• [REQUIRED TASK]
Repeat the entries that follow verbatim, without any of their pictures.
** START MATERIAL FOR THIS TASK **
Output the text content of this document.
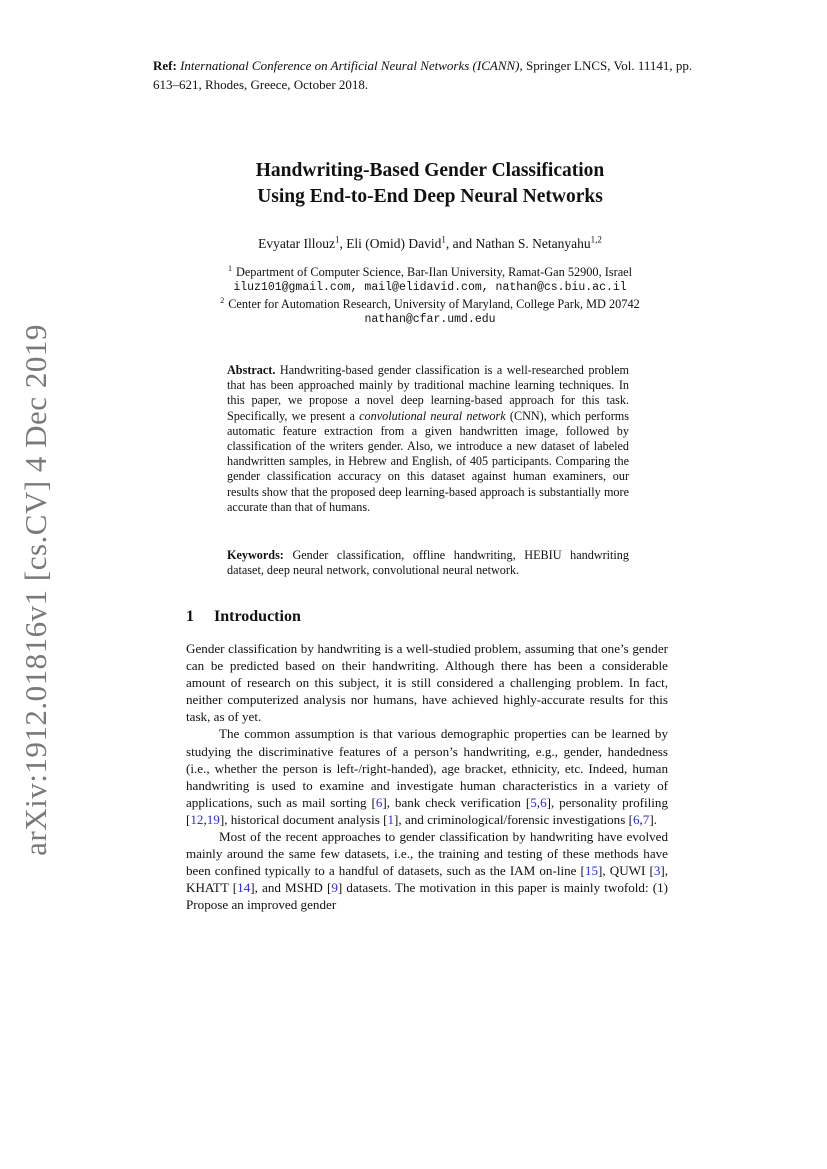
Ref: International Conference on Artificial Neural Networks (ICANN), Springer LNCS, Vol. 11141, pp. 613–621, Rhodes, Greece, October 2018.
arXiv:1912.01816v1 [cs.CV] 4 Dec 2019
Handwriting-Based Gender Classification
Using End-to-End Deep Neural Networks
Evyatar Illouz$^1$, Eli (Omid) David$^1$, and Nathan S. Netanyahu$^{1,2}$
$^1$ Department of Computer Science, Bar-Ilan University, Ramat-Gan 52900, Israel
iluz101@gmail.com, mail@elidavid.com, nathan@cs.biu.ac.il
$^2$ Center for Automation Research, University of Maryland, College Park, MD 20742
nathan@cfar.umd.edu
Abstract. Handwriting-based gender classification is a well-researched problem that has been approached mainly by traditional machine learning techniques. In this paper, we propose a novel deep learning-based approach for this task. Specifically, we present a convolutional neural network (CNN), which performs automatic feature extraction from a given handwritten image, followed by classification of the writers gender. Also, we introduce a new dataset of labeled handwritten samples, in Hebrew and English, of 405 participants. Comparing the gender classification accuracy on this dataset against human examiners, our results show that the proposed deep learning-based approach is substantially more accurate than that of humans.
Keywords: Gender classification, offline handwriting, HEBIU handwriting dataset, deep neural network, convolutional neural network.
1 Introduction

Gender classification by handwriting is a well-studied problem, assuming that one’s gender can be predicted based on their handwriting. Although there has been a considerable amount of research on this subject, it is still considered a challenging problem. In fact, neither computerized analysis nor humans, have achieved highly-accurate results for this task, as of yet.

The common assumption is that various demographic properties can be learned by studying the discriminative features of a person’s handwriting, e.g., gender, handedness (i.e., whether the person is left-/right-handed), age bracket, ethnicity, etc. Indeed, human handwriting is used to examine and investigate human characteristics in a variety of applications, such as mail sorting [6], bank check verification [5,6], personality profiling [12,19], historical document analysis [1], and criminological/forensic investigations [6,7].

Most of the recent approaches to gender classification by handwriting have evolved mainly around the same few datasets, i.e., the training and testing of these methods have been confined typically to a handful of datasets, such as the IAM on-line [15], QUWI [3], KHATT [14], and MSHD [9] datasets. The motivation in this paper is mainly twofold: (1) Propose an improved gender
** END MATERIAL FOR THIS TASK **
• [TASK RESPONSE]
Output the text content of this document.
Ref: International Conference on Artificial Neural Networks (ICANN), Springer LNCS, Vol. 11141, pp. 613–621, Rhodes, Greece, October 2018.
arXiv:1912.01816v1 [cs.CV] 4 Dec 2019
Handwriting-Based Gender Classification
Using End-to-End Deep Neural Networks
Evyatar Illouz$^1$, Eli (Omid) David$^1$, and Nathan S. Netanyahu$^{1,2}$
$^1$ Department of Computer Science, Bar-Ilan University, Ramat-Gan 52900, Israel
iluz101@gmail.com, mail@elidavid.com, nathan@cs.biu.ac.il
$^2$ Center for Automation Research, University of Maryland, College Park, MD 20742
nathan@cfar.umd.edu
Abstract. Handwriting-based gender classification is a well-researched problem that has been approached mainly by traditional machine learning techniques. In this paper, we propose a novel deep learning-based approach for this task. Specifically, we present a convolutional neural network (CNN), which performs automatic feature extraction from a given handwritten image, followed by classification of the writers gender. Also, we introduce a new dataset of labeled handwritten samples, in Hebrew and English, of 405 participants. Comparing the gender classification accuracy on this dataset against human examiners, our results show that the proposed deep learning-based approach is substantially more accurate than that of humans.
Keywords: Gender classification, offline handwriting, HEBIU handwriting dataset, deep neural network, convolutional neural network.
1 Introduction

Gender classification by handwriting is a well-studied problem, assuming that one’s gender can be predicted based on their handwriting. Although there has been a considerable amount of research on this subject, it is still considered a challenging problem. In fact, neither computerized analysis nor humans, have achieved highly-accurate results for this task, as of yet.

The common assumption is that various demographic properties can be learned by studying the discriminative features of a person’s handwriting, e.g., gender, handedness (i.e., whether the person is left-/right-handed), age bracket, ethnicity, etc. Indeed, human handwriting is used to examine and investigate human characteristics in a variety of applications, such as mail sorting [6], bank check verification [5,6], personality profiling [12,19], historical document analysis [1], and criminological/forensic investigations [6,7].

Most of the recent approaches to gender classification by handwriting have evolved mainly around the same few datasets, i.e., the training and testing of these methods have been confined typically to a handful of datasets, such as the IAM on-line [15], QUWI [3], KHATT [14], and MSHD [9] datasets. The motivation in this paper is mainly twofold: (1) Propose an improved gender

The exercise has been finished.